# Exercise objective:
Find every line in the records below that holds the word "Экономически", and copy it out.

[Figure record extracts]
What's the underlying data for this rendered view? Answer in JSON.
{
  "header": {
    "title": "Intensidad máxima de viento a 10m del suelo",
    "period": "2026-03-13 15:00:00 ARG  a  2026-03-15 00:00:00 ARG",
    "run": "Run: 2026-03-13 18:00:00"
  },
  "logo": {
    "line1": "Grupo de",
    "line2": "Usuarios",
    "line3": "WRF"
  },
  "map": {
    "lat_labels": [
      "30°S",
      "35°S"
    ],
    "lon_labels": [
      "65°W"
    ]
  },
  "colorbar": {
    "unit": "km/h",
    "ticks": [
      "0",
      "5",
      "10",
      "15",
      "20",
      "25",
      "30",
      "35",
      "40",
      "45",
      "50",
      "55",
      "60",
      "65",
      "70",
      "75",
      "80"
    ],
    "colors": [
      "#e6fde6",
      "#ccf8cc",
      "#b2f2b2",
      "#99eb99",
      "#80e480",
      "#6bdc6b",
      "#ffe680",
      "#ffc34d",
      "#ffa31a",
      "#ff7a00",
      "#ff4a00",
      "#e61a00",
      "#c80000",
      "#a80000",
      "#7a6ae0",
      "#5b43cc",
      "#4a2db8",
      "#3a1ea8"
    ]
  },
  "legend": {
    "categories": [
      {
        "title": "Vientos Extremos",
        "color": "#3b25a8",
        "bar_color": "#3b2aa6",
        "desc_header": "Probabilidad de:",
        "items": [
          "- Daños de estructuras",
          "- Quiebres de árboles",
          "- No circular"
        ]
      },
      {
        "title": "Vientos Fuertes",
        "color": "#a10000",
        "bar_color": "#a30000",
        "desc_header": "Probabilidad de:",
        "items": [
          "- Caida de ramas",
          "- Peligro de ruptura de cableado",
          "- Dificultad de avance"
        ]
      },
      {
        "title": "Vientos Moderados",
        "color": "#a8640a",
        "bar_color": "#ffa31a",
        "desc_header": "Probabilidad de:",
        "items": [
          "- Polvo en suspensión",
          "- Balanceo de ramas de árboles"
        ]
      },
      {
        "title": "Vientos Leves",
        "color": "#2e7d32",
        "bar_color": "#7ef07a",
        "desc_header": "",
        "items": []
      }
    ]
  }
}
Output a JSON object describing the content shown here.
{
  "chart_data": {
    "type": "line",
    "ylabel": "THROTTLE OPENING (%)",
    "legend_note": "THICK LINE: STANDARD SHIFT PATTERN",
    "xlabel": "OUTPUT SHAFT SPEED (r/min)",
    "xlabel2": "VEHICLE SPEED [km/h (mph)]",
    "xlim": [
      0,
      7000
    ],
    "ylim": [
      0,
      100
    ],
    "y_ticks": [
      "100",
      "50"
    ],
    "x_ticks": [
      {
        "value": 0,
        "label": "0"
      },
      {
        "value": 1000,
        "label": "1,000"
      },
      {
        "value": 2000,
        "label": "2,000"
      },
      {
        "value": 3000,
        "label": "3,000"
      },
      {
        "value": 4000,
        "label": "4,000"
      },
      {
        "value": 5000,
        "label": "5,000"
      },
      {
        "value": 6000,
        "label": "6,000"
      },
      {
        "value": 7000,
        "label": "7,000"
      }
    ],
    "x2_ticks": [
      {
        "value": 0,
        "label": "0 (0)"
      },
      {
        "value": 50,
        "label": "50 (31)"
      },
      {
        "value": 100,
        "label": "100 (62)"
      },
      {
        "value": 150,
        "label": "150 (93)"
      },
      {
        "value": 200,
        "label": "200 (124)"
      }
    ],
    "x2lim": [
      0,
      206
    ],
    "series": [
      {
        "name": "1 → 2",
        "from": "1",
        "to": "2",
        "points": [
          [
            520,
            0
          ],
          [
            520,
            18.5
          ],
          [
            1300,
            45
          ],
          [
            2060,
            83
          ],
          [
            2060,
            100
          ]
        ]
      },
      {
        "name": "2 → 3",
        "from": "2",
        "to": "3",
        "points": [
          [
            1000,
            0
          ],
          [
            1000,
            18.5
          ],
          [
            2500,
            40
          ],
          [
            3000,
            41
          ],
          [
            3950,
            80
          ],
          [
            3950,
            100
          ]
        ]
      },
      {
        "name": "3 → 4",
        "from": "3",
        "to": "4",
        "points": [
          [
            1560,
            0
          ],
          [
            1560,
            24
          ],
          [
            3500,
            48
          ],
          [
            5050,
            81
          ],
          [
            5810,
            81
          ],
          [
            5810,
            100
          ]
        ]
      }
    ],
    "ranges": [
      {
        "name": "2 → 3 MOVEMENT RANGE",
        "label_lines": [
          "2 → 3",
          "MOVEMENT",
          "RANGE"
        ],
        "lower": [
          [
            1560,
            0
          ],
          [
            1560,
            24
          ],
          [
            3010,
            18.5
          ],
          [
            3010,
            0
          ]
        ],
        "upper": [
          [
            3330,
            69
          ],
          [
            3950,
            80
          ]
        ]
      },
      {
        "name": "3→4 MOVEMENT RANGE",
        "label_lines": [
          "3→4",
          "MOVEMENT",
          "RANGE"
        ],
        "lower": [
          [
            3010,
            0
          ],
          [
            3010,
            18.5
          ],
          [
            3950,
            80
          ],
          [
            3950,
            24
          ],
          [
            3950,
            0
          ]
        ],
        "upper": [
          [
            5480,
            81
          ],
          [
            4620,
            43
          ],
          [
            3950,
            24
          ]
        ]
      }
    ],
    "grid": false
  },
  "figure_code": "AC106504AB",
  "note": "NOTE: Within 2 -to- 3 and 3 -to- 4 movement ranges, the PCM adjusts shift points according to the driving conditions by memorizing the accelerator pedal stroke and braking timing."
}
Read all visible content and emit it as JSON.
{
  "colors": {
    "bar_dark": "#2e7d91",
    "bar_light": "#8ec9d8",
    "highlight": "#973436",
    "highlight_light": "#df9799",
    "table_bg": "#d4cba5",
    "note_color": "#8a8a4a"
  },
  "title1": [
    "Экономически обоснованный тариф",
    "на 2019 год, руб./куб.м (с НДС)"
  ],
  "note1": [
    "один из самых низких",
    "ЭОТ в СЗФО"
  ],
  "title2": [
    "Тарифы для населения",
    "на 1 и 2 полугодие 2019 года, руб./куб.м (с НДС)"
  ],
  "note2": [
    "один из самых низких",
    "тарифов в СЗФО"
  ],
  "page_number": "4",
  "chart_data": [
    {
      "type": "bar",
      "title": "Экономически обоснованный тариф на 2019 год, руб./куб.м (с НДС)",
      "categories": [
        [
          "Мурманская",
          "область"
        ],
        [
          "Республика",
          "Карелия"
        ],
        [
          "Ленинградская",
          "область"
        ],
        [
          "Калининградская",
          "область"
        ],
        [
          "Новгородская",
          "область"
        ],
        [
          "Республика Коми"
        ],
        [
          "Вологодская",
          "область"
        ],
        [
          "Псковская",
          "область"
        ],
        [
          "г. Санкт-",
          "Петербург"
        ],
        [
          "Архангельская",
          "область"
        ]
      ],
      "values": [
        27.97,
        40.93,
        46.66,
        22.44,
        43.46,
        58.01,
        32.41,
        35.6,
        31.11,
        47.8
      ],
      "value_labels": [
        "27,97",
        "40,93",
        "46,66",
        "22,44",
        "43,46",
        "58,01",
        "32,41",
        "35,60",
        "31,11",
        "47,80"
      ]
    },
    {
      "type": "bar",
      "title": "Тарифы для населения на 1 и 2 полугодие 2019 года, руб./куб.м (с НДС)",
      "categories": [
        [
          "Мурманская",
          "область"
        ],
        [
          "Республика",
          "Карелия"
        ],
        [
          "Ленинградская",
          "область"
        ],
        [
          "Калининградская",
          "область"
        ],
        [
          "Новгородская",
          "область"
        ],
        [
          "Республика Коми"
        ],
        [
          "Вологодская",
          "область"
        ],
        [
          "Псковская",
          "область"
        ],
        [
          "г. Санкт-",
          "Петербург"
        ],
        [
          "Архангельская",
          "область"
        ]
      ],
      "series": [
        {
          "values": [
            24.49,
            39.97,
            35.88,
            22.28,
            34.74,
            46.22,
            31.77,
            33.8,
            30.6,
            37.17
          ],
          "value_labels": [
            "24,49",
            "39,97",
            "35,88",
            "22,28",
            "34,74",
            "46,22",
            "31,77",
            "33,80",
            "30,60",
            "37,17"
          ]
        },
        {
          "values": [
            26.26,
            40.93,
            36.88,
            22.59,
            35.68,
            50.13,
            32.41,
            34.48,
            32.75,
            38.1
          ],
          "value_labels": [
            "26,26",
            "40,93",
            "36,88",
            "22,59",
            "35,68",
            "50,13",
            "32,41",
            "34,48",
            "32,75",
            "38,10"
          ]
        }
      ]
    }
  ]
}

# Answer to this problem:
    "Экономически обоснованный тариф",
      "title": "Экономически обоснованный тариф на 2019 год, руб./куб.м (с НДС)",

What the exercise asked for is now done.